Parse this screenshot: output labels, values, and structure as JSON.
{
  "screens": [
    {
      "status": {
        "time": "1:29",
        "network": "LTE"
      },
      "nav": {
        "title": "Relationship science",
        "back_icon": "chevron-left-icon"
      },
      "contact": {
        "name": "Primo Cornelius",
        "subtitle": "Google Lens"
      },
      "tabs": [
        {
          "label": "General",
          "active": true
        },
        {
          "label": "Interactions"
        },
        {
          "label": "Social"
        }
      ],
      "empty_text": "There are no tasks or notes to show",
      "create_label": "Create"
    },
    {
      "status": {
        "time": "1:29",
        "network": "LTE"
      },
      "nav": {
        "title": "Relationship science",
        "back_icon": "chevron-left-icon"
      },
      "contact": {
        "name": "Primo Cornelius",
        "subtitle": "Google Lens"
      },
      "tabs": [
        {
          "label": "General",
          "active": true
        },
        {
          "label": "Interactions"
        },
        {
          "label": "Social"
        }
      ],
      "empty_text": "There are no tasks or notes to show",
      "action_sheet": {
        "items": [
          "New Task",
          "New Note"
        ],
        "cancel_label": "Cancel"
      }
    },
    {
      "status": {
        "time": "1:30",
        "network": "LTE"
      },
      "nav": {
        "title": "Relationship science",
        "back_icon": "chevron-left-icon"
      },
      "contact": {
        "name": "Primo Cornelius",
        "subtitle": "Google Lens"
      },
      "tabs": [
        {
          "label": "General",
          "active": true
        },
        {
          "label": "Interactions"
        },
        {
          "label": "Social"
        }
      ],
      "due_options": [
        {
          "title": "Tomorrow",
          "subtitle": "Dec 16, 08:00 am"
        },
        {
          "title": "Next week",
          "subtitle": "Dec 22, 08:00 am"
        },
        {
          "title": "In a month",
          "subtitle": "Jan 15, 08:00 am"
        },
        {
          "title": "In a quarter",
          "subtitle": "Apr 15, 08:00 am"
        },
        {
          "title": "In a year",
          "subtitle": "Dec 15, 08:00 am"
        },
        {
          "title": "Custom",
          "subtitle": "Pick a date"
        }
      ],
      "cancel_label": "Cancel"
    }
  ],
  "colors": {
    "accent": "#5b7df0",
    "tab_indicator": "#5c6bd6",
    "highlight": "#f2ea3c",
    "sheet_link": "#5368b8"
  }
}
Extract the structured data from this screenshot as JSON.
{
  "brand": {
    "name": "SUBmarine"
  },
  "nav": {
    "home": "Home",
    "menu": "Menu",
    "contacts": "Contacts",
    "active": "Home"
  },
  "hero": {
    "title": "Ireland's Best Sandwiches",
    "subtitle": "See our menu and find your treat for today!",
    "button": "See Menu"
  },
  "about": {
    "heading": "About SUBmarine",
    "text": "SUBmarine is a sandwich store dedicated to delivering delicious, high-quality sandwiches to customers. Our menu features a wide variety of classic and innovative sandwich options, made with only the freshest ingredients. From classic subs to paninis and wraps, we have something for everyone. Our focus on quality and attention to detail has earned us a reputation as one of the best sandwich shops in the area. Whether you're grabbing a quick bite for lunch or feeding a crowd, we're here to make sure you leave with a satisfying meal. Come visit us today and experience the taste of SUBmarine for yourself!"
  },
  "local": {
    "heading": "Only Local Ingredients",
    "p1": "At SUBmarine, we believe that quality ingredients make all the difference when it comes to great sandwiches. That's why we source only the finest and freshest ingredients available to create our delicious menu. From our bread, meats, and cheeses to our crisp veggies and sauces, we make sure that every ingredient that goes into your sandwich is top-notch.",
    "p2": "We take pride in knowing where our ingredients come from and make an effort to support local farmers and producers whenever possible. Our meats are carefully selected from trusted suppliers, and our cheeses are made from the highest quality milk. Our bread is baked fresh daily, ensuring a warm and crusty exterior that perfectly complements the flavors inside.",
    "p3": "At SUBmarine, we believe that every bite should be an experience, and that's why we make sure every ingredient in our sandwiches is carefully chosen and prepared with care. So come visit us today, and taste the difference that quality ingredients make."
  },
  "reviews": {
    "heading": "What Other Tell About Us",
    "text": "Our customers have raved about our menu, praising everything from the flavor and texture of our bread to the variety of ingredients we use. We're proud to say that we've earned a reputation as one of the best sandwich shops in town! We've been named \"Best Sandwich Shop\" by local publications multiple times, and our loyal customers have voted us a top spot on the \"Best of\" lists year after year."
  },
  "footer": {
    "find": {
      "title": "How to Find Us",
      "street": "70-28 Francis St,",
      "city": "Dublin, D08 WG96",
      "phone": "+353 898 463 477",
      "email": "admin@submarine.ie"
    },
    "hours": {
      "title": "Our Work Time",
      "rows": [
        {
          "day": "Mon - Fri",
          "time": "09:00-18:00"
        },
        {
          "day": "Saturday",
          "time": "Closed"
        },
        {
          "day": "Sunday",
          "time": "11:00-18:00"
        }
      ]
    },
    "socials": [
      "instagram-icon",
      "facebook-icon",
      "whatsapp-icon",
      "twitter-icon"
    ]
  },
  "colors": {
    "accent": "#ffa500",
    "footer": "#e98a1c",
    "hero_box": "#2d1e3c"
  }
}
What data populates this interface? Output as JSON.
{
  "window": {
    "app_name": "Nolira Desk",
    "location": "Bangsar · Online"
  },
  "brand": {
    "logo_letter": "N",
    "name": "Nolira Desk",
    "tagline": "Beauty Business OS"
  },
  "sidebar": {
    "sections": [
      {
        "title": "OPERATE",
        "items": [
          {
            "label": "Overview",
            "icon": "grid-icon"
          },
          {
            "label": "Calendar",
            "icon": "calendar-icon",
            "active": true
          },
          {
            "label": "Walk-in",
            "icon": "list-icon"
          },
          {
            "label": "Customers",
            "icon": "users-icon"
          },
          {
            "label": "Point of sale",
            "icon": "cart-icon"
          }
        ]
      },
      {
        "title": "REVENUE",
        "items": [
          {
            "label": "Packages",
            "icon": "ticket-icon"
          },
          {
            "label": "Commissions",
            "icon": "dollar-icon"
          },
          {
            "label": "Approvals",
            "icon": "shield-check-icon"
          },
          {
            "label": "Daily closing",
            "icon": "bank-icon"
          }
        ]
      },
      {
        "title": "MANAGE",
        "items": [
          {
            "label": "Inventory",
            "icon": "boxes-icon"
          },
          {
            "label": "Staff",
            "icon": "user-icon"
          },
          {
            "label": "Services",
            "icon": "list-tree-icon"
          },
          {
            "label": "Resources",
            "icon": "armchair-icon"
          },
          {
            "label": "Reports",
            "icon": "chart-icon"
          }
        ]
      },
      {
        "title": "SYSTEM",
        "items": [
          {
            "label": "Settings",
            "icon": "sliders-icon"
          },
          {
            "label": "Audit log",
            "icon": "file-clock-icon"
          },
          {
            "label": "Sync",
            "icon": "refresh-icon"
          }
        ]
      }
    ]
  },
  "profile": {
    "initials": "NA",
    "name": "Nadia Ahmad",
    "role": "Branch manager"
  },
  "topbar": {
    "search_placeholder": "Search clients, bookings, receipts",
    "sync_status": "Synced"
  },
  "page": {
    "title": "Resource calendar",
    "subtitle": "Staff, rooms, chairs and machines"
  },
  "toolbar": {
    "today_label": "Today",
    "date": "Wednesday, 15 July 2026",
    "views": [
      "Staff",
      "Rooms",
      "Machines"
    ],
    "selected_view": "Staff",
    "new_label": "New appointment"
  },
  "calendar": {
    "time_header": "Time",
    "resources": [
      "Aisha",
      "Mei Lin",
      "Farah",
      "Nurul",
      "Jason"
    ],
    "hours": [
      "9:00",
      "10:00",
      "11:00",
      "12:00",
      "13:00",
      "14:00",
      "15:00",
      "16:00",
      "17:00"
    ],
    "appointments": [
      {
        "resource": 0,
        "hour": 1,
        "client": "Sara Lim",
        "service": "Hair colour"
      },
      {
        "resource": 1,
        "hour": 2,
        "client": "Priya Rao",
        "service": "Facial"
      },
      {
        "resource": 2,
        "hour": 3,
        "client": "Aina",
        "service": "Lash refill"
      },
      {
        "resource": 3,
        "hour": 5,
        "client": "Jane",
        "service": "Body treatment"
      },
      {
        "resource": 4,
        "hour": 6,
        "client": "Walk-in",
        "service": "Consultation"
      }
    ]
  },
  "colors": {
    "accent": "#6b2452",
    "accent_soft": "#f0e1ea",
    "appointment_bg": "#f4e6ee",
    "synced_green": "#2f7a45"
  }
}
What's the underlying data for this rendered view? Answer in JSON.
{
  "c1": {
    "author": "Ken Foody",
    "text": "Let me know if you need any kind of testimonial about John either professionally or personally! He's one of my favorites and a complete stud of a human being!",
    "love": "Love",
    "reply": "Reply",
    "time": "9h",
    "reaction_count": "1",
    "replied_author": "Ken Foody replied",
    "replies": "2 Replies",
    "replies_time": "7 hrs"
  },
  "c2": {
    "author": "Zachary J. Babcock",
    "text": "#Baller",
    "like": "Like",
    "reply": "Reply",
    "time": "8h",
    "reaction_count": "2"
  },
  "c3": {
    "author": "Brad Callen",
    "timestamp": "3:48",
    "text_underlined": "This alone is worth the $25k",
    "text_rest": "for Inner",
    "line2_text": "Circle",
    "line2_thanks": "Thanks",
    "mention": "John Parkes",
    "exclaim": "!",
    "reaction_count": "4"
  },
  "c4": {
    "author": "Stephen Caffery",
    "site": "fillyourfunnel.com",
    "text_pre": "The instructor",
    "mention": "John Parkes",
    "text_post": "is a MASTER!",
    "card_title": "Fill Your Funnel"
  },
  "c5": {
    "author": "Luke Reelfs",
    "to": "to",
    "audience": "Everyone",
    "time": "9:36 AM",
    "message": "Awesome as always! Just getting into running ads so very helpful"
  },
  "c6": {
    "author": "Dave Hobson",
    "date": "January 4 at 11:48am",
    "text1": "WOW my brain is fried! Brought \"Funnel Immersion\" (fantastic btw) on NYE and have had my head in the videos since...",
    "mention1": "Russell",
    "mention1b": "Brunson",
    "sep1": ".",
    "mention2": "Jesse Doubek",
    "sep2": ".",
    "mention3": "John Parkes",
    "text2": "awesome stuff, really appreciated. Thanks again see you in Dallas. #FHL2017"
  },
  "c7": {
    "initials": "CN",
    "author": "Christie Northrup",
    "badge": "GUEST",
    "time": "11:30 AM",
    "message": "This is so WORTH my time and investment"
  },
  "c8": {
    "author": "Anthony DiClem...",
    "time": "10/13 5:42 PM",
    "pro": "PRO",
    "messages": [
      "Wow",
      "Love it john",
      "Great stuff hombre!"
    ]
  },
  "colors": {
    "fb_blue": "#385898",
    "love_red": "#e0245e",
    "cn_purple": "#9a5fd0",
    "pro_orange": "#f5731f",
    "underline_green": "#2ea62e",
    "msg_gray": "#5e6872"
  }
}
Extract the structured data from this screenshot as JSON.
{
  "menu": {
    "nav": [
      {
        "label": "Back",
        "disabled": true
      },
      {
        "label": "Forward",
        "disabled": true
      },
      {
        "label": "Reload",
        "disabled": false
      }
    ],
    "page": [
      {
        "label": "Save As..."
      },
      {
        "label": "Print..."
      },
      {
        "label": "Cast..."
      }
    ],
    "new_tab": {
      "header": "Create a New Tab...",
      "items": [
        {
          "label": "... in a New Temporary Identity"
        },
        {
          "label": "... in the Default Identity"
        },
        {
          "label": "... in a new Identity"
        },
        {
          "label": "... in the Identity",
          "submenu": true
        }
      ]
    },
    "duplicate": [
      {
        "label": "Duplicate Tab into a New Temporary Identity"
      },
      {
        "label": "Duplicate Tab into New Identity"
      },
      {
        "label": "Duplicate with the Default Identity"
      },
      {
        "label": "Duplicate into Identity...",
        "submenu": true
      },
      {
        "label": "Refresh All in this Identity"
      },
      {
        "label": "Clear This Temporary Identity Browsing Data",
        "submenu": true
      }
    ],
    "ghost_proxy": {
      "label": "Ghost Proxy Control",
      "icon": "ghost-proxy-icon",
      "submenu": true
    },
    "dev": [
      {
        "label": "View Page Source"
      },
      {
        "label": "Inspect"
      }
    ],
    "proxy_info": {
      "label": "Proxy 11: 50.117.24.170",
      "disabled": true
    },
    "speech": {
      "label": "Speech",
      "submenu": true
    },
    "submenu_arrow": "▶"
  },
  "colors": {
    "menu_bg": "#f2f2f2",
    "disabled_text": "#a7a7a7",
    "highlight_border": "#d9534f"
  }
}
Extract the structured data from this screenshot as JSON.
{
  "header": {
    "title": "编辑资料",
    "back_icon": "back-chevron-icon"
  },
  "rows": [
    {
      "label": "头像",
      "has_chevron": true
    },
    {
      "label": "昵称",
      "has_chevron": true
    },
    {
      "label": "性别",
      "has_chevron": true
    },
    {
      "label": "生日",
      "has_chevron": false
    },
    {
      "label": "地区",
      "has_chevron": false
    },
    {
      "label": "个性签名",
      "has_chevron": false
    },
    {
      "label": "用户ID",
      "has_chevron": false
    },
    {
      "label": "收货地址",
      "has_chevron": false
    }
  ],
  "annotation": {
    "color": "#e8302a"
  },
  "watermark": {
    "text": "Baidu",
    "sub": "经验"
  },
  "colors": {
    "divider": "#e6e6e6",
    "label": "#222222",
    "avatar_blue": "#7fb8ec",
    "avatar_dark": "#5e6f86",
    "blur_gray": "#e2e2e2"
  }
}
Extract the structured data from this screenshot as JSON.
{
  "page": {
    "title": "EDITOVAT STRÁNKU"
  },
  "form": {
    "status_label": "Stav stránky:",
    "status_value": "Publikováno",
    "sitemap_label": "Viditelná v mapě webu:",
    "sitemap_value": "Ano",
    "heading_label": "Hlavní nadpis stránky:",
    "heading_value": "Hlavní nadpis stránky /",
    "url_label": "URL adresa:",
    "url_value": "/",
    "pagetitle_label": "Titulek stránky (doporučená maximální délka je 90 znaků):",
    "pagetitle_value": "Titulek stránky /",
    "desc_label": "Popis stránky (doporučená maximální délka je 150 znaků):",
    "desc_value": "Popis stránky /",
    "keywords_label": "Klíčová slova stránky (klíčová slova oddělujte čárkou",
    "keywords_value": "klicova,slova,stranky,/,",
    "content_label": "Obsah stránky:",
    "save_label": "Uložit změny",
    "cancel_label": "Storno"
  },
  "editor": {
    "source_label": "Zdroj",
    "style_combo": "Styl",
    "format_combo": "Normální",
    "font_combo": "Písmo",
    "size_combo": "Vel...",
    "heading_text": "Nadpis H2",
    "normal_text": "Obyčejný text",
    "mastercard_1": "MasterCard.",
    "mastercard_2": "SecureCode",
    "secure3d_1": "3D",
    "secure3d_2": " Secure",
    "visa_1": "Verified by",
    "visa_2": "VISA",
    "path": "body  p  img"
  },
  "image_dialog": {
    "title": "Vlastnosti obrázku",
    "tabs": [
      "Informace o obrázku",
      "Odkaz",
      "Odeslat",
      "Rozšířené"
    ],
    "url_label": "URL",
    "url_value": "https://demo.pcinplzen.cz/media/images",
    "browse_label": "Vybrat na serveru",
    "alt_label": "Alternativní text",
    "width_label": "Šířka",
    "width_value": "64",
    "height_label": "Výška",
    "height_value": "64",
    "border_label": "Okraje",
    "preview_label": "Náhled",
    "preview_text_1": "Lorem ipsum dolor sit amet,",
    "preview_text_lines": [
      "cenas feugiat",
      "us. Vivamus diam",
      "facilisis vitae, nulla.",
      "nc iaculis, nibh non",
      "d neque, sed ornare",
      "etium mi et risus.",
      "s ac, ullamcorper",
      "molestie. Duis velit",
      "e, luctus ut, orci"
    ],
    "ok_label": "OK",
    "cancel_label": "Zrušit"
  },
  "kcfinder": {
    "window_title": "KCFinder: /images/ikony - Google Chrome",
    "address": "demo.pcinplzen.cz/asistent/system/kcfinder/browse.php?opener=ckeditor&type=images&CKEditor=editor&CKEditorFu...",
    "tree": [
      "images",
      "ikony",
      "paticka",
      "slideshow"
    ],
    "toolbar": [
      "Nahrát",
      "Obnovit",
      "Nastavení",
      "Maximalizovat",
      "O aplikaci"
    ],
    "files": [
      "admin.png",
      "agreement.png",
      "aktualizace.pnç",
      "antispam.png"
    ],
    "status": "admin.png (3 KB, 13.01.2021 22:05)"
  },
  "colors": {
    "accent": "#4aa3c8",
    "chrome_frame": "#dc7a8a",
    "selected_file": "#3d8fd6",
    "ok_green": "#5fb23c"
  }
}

Given problem —
Figure out how many lines of the data above include "difference", then give the number and nothing more.

Full output —
2